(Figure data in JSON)
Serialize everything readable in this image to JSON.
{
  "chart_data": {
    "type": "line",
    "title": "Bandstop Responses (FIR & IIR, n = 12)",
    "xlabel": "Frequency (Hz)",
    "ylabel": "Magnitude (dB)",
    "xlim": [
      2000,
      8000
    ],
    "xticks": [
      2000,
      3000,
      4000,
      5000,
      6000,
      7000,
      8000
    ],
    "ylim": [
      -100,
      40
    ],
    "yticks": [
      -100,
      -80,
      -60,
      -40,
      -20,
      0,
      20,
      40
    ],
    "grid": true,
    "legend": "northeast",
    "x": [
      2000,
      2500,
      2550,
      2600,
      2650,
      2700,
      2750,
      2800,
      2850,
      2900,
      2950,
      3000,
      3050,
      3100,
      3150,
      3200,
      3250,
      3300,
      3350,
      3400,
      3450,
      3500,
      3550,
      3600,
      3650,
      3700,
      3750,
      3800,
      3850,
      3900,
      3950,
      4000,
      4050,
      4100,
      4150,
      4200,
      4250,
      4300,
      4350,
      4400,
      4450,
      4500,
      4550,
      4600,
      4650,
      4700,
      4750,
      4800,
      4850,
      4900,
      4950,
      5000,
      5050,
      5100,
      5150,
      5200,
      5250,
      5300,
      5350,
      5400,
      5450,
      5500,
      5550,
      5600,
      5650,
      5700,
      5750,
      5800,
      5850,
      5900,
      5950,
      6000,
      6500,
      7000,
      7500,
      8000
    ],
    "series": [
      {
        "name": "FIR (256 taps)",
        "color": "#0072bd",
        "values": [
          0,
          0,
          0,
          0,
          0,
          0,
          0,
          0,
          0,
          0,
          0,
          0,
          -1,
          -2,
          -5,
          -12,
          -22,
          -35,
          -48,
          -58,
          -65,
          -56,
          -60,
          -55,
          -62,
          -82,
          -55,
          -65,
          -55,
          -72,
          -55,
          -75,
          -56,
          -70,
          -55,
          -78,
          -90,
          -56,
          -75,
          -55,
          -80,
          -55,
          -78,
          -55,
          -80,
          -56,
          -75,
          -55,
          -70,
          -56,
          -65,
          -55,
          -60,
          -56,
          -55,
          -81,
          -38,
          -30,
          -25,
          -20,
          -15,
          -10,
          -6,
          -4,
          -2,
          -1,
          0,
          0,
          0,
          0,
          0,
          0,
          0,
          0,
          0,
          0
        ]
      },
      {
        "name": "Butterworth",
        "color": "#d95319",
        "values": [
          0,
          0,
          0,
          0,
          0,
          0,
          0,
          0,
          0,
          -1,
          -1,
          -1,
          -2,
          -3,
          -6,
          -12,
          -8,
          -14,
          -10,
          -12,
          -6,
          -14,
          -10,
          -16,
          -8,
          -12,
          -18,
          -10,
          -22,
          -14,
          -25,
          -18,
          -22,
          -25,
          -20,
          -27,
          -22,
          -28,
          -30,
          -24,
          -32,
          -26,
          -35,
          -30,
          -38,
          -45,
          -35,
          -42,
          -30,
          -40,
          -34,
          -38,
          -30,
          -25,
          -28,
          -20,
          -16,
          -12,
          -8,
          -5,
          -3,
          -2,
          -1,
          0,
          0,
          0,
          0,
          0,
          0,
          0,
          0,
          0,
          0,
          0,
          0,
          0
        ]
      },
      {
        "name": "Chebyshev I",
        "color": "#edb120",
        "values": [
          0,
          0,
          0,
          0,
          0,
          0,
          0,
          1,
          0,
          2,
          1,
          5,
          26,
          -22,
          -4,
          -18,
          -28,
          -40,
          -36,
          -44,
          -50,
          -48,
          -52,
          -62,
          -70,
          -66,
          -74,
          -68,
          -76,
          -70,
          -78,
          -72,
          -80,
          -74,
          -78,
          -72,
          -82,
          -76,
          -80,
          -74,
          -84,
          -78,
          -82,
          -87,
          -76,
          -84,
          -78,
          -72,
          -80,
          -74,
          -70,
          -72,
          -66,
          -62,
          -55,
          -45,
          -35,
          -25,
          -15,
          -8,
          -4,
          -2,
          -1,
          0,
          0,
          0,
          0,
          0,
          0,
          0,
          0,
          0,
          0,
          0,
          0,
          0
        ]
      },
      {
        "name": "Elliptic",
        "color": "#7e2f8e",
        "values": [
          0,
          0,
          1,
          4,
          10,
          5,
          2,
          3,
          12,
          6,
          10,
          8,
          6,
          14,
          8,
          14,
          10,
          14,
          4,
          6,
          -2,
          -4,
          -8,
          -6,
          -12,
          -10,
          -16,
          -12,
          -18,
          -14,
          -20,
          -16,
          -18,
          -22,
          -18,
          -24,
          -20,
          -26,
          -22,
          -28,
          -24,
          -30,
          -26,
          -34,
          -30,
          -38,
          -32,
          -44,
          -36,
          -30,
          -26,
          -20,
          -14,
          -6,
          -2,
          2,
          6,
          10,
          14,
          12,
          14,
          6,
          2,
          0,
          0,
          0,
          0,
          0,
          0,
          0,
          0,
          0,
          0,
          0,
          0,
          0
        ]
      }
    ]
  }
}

WHAT IS NEEDED
Some lines of the data above may hold the word "color"; report how many do, and nothing else.

WRITTEN REPLY
4